Problem to work on: Copy out the entries below precisely; nothing is to be omitted.
########
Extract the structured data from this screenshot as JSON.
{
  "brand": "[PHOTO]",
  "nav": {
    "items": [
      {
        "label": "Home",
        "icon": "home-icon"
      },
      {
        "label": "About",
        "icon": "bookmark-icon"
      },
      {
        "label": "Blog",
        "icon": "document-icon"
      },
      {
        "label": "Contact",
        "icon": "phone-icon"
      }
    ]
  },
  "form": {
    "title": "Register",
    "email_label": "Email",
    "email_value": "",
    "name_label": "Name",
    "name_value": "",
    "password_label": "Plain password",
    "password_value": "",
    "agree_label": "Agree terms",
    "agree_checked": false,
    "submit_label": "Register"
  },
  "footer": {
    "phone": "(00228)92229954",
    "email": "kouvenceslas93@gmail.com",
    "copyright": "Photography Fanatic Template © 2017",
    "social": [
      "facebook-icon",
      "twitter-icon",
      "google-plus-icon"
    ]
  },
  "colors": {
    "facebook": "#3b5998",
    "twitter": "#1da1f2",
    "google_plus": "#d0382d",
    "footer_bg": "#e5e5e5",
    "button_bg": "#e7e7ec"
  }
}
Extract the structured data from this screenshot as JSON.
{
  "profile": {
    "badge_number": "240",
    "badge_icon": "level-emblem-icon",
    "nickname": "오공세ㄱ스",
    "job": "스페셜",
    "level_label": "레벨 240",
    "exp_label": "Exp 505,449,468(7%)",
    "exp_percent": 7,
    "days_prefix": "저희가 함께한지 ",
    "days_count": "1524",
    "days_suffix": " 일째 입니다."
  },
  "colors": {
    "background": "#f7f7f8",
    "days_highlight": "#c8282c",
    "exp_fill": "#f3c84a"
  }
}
########
Task response:
Extract the structured data from this screenshot as JSON.
{
  "brand": "[PHOTO]",
  "nav": {
    "items": [
      {
        "label": "Home",
        "icon": "home-icon"
      },
      {
        "label": "About",
        "icon": "bookmark-icon"
      },
      {
        "label": "Blog",
        "icon": "document-icon"
      },
      {
        "label": "Contact",
        "icon": "phone-icon"
      }
    ]
  },
  "form": {
    "title": "Register",
    "email_label": "Email",
    "email_value": "",
    "name_label": "Name",
    "name_value": "",
    "password_label": "Plain password",
    "password_value": "",
    "agree_label": "Agree terms",
    "agree_checked": false,
    "submit_label": "Register"
  },
  "footer": {
    "phone": "(00228)92229954",
    "email": "kouvenceslas93@gmail.com",
    "copyright": "Photography Fanatic Template © 2017",
    "social": [
      "facebook-icon",
      "twitter-icon",
      "google-plus-icon"
    ]
  },
  "colors": {
    "facebook": "#3b5998",
    "twitter": "#1da1f2",
    "google_plus": "#d0382d",
    "footer_bg": "#e5e5e5",
    "button_bg": "#e7e7ec"
  }
}
Extract the structured data from this screenshot as JSON.
{
  "profile": {
    "badge_number": "240",
    "badge_icon": "level-emblem-icon",
    "nickname": "오공세ㄱ스",
    "job": "스페셜",
    "level_label": "레벨 240",
    "exp_label": "Exp 505,449,468(7%)",
    "exp_percent": 7,
    "days_prefix": "저희가 함께한지 ",
    "days_count": "1524",
    "days_suffix": " 일째 입니다."
  },
  "colors": {
    "background": "#f7f7f8",
    "days_highlight": "#c8282c",
    "exp_fill": "#f3c84a"
  }
}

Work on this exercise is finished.